Source records
________________________________________

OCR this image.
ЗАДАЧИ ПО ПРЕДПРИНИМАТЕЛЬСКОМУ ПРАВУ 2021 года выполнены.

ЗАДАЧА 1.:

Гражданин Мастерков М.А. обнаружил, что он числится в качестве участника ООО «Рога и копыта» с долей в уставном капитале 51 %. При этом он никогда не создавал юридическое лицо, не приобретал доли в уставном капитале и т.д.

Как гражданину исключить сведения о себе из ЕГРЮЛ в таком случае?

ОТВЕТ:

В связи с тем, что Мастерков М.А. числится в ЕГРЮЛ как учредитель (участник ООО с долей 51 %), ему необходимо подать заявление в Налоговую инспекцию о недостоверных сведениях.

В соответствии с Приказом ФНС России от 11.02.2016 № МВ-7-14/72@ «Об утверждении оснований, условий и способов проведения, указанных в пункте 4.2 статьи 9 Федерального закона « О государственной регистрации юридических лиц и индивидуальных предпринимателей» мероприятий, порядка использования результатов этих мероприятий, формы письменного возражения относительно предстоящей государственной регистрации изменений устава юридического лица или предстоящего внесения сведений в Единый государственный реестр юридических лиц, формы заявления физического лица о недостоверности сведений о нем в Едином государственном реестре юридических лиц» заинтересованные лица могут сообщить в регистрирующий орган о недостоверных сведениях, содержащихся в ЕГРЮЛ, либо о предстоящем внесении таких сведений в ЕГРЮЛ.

________________________________________

**Directions:** Choose all lines containing the string "долей" and copy them out.

**Response:**
Гражданин Мастерков М.А. обнаружил, что он числится в качестве участника ООО «Рога и копыта» с долей в уставном капитале 51 %. При этом он никогда не создавал юридическое лицо, не приобретал доли в уставном капитале и т.д.
В связи с тем, что Мастерков М.А. числится в ЕГРЮЛ как учредитель (участник ООО с долей 51 %), ему необходимо подать заявление в Налоговую инспекцию о недостоверных сведениях.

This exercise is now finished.